Written problem: List every line in the listing below that contains the word "elements", matching case exactly.

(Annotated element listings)

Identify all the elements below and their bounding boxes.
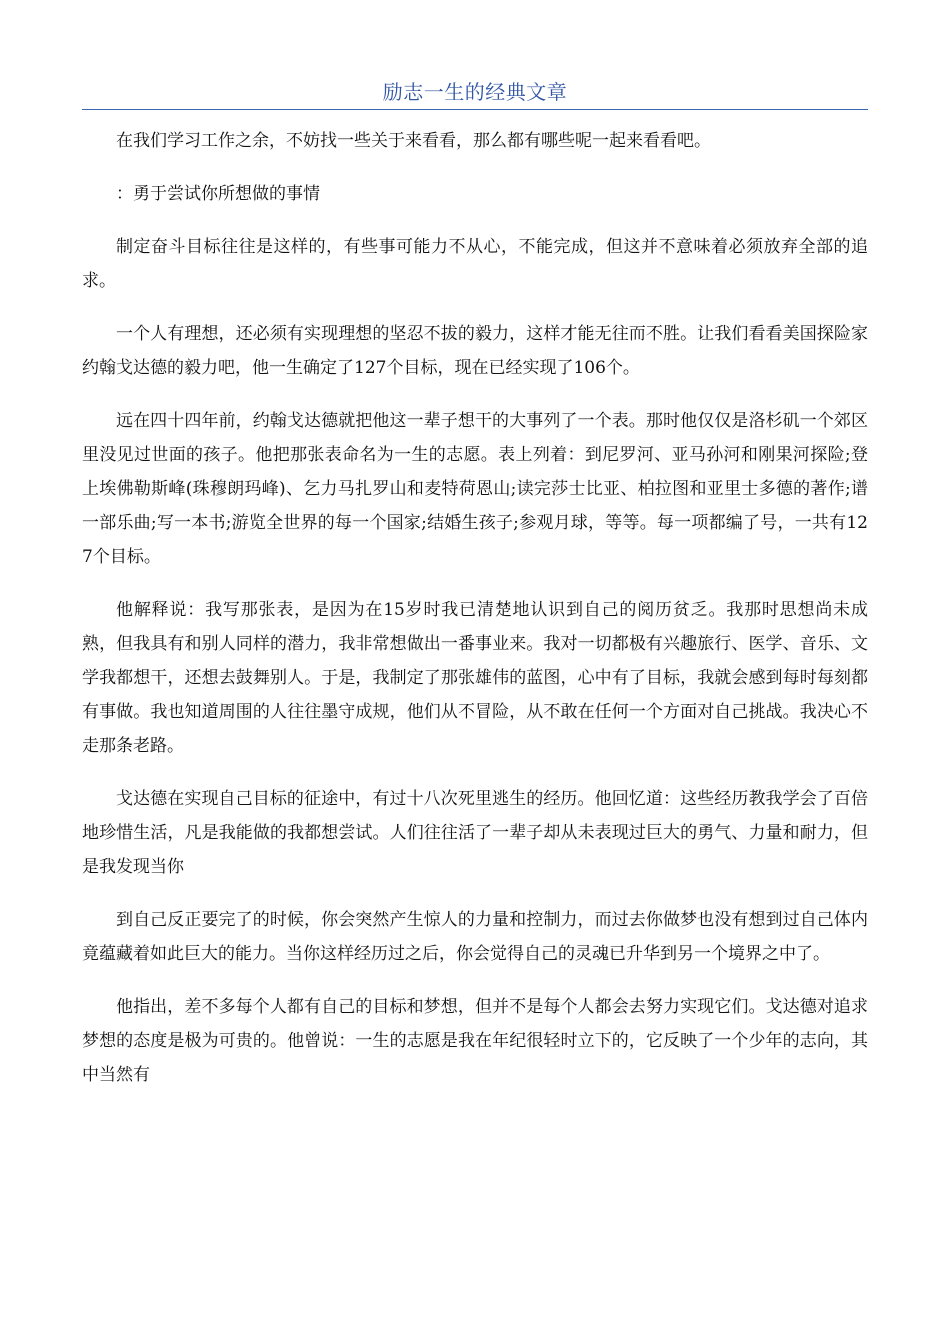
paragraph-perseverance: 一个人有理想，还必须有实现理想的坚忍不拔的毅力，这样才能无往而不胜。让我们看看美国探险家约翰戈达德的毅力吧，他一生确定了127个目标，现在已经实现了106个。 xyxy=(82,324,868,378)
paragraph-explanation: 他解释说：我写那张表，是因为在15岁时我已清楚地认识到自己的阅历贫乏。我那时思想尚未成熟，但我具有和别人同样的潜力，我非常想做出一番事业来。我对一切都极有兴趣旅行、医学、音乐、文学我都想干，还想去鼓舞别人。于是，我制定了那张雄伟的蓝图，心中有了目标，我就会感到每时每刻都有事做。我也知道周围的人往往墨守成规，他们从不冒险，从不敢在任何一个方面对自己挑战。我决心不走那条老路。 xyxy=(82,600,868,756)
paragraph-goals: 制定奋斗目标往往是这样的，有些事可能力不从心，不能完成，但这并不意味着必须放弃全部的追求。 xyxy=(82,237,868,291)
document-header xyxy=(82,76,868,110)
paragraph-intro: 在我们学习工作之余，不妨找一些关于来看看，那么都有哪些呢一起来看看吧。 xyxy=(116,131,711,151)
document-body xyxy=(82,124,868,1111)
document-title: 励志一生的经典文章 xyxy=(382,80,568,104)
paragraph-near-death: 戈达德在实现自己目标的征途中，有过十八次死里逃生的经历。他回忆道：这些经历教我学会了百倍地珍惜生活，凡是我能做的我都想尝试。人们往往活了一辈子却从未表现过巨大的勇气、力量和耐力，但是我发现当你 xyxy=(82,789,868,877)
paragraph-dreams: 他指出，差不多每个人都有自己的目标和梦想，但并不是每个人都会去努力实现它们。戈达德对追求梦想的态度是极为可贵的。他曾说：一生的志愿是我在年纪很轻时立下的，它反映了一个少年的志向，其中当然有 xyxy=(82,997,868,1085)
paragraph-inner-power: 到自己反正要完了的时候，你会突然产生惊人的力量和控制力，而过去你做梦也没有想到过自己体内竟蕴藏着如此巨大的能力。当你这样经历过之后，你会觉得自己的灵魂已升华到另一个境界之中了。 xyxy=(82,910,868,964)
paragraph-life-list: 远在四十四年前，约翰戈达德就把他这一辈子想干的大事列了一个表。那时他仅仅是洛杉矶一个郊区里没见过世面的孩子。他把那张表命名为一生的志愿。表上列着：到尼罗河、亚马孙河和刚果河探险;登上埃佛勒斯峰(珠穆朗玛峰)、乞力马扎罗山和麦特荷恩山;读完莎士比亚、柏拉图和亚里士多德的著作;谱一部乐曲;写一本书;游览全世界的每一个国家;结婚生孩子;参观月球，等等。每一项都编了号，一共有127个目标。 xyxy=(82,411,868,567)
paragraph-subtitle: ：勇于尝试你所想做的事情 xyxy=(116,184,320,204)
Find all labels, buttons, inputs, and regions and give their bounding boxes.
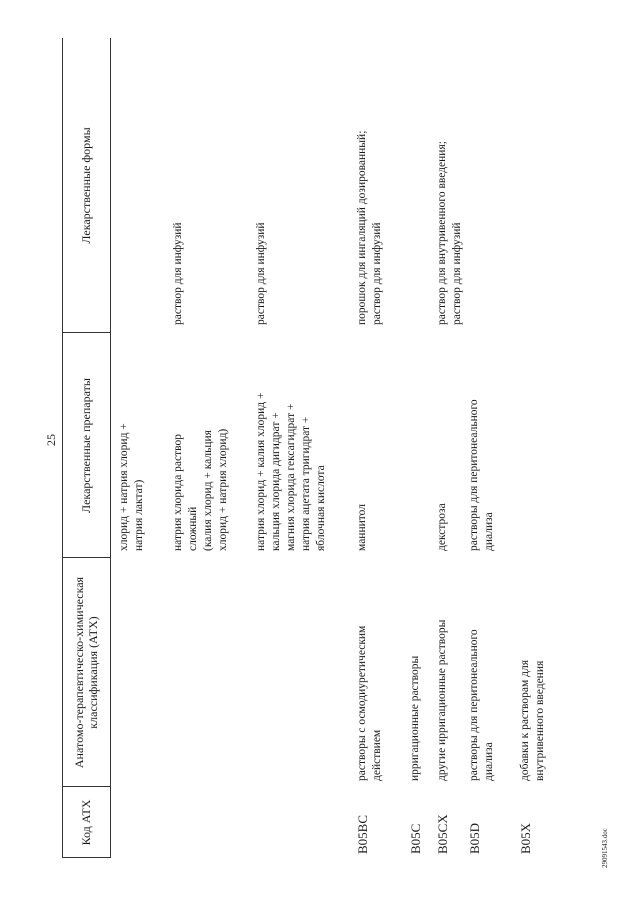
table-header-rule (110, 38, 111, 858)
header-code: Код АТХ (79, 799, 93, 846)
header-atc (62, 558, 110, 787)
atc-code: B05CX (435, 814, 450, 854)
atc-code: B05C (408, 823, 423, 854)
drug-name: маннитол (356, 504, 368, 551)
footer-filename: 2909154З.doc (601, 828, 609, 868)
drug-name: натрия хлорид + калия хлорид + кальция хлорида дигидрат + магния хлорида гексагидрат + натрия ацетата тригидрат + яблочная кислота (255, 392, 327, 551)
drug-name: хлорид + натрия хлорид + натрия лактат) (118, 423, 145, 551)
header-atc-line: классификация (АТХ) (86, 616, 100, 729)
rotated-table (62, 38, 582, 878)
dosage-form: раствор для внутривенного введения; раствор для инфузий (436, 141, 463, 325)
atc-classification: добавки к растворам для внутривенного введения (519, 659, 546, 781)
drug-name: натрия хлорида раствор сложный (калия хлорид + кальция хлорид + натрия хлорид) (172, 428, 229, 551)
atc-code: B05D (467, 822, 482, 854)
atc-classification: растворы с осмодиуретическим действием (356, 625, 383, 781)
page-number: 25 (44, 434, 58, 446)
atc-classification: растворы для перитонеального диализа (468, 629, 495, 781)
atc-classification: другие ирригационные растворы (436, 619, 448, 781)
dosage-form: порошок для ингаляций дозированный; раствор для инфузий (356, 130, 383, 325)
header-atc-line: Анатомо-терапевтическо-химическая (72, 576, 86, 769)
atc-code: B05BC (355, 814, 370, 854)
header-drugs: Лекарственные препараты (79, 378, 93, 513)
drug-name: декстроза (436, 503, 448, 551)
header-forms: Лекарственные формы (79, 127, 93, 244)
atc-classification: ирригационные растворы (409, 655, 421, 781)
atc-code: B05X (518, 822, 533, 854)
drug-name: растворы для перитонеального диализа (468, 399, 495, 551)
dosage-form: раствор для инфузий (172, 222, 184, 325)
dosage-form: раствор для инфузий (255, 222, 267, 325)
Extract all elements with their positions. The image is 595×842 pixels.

Reply:
Identify all the elements below and their bounding boxes.
Extract all elements with their positions. The image is 595×842 pixels.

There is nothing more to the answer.